→ **WHAT TO WORK ON**
Gather every line of the entries that includes the word "email".

→ **PROVIDED ENTRIES**
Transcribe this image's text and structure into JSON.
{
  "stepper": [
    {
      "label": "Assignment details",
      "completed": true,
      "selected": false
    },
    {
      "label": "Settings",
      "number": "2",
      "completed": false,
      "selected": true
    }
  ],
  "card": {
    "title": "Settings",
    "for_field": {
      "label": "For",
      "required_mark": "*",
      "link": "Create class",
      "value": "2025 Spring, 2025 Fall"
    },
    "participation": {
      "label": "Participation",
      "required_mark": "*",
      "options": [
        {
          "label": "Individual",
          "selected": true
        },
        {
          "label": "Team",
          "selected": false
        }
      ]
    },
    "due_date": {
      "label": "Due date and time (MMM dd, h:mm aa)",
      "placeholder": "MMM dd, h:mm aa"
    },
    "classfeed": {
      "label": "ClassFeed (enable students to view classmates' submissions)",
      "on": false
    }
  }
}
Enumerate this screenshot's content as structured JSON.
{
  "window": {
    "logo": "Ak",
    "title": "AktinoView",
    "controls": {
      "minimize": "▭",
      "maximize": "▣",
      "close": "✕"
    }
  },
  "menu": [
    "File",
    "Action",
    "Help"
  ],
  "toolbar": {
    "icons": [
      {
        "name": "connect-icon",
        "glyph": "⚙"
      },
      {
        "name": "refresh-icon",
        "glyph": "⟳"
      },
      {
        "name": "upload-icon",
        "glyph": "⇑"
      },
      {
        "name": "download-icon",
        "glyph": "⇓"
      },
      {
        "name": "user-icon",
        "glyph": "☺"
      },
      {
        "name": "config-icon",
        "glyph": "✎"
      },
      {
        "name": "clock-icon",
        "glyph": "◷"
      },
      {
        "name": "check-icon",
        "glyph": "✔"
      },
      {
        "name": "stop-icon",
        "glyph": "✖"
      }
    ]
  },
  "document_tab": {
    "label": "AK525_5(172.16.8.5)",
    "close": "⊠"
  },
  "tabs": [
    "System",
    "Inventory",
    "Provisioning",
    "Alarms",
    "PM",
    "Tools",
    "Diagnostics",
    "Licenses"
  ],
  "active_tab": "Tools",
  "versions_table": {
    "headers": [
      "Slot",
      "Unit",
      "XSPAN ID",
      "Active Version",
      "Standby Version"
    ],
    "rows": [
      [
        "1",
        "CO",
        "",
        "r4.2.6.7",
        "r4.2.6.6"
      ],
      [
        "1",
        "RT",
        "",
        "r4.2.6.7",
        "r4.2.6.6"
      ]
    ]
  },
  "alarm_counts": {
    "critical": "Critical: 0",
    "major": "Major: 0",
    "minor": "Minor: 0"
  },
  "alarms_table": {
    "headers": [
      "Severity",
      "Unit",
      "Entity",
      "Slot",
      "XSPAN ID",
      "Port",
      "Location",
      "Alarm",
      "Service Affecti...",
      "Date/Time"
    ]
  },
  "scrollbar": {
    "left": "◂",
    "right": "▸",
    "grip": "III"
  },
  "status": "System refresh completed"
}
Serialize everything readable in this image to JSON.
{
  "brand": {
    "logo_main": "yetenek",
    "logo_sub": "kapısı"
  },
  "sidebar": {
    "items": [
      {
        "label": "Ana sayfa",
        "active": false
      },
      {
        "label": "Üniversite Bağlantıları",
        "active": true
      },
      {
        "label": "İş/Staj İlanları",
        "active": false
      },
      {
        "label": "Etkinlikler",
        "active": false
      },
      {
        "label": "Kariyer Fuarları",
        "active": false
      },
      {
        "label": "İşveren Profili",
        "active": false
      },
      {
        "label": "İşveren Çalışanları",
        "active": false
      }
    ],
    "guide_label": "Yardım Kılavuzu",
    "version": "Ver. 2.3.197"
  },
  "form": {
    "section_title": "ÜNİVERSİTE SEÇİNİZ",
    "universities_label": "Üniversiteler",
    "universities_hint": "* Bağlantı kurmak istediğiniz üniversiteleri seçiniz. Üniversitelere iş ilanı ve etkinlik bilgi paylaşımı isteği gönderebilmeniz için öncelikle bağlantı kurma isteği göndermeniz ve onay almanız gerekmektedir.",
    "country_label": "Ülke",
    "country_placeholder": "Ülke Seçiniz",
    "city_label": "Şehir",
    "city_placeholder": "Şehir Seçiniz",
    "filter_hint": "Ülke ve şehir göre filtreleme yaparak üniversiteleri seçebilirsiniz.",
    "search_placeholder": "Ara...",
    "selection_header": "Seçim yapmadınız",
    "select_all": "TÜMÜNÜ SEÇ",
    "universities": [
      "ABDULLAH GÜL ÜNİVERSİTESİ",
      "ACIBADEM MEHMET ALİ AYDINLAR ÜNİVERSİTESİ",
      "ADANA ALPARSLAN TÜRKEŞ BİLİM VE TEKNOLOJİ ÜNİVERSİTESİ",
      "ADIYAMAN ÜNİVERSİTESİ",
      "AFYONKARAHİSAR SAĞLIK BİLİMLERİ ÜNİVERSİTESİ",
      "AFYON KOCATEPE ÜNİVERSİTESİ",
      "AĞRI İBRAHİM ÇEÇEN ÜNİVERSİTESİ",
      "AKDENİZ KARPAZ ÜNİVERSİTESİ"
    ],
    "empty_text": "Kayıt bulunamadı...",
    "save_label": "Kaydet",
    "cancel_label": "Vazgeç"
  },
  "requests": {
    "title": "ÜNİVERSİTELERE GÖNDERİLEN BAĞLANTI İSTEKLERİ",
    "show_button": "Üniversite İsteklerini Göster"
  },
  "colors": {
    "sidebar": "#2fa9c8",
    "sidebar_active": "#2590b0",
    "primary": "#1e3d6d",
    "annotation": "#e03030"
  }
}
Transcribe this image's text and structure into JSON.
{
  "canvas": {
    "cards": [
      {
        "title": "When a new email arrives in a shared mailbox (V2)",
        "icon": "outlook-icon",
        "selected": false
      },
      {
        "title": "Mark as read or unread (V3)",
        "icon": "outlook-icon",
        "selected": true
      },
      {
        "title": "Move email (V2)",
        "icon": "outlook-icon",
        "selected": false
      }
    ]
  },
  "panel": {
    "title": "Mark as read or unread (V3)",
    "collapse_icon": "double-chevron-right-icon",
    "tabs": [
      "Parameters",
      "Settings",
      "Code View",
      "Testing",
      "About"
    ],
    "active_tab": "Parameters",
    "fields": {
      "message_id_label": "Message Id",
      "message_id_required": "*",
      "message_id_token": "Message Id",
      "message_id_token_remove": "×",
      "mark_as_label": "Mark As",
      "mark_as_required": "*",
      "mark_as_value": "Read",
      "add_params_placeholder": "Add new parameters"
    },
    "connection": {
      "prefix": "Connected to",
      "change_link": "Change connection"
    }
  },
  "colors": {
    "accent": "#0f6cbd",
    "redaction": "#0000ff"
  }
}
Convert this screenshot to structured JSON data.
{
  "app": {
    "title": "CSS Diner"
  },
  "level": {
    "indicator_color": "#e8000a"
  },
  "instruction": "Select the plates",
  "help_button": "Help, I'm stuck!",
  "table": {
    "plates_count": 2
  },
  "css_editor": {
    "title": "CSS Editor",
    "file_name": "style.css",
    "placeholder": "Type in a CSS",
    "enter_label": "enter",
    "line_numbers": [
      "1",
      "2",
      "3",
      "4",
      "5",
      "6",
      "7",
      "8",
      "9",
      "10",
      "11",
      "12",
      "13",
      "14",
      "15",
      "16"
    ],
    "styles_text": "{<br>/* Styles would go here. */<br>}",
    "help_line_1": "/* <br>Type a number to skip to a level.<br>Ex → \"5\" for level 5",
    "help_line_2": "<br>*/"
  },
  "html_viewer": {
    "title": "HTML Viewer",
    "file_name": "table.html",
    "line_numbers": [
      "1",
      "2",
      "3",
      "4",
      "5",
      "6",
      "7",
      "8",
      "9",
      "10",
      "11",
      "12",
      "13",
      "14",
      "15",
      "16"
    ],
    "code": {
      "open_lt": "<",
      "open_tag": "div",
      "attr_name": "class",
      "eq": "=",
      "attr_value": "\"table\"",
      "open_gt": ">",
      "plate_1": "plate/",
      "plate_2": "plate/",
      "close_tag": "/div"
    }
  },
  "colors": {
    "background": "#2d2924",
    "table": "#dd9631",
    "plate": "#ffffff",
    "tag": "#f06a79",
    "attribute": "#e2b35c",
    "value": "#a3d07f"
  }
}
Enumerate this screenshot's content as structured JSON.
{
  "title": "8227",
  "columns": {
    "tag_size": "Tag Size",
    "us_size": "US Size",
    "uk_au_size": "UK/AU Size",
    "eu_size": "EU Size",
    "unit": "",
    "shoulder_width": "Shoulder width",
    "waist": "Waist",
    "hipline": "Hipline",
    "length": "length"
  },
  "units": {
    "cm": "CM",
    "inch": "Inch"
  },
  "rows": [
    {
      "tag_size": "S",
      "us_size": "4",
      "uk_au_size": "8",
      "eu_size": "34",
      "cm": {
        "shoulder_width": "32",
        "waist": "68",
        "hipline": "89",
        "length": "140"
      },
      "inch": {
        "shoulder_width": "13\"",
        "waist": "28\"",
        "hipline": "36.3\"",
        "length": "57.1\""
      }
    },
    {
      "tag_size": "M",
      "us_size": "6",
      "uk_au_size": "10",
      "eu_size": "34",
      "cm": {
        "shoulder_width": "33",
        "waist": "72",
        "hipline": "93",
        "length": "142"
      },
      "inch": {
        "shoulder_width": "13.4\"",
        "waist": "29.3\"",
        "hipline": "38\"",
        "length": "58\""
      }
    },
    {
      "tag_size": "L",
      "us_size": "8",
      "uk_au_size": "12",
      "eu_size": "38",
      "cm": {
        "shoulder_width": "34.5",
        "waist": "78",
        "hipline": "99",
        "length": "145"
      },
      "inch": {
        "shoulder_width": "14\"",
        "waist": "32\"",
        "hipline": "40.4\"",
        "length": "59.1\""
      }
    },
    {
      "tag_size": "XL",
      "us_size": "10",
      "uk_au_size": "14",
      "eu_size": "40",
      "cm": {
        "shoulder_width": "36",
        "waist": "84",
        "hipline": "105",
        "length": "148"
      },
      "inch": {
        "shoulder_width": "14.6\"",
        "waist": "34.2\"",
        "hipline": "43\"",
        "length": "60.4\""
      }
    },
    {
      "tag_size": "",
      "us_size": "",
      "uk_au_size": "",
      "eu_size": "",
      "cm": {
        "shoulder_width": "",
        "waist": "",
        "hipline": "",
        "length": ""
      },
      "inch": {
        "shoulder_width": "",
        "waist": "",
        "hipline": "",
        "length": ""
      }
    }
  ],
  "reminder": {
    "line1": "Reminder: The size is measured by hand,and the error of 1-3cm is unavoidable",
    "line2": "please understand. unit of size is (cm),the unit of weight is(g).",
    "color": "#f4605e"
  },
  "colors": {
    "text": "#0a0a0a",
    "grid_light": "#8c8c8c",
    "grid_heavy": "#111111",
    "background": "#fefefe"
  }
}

→ **RESPONSE**
        "title": "When a new email arrives in a shared mailbox (V2)",
        "title": "Move email (V2)",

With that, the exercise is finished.